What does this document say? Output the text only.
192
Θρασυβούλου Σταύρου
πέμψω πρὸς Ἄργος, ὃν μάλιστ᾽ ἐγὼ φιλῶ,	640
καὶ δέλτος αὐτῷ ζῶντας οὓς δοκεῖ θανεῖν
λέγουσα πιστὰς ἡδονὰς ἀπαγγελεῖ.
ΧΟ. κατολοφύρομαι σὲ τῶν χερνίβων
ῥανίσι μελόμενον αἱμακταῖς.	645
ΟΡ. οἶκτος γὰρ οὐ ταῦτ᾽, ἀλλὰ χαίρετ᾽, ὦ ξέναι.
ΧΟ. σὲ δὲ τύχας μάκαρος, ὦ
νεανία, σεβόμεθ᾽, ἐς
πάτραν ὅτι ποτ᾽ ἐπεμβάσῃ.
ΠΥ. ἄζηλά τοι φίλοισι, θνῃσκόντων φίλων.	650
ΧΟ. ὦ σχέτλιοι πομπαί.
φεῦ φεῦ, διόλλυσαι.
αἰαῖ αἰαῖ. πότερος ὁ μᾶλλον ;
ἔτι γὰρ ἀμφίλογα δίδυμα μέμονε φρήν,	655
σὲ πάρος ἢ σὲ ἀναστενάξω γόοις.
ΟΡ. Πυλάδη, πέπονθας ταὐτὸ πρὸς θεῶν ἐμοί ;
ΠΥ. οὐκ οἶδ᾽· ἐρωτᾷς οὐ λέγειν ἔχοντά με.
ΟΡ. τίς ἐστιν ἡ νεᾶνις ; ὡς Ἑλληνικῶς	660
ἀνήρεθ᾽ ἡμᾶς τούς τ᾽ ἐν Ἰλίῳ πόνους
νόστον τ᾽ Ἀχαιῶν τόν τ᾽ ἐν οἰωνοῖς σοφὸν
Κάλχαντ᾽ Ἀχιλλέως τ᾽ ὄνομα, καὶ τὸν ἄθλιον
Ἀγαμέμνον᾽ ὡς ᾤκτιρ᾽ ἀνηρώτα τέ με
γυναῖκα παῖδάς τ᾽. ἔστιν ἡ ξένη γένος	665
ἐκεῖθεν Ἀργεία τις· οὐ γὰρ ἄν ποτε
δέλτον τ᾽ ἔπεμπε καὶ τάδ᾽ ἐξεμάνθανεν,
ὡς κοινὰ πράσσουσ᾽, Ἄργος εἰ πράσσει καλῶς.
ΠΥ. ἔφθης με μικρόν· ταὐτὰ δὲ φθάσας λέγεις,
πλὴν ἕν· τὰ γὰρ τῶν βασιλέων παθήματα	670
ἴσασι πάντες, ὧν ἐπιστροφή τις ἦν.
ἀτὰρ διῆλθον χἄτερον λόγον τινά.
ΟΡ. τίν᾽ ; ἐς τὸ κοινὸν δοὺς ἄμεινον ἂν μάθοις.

----

Your goal: From the entries above, copy every line that holds the word "πρὸς".

The solution:
πέμψω πρὸς Ἄργος, ὃν μάλιστ᾽ ἐγὼ φιλῶ,	640
ΟΡ. Πυλάδη, πέπονθας ταὐτὸ πρὸς θεῶν ἐμοί ;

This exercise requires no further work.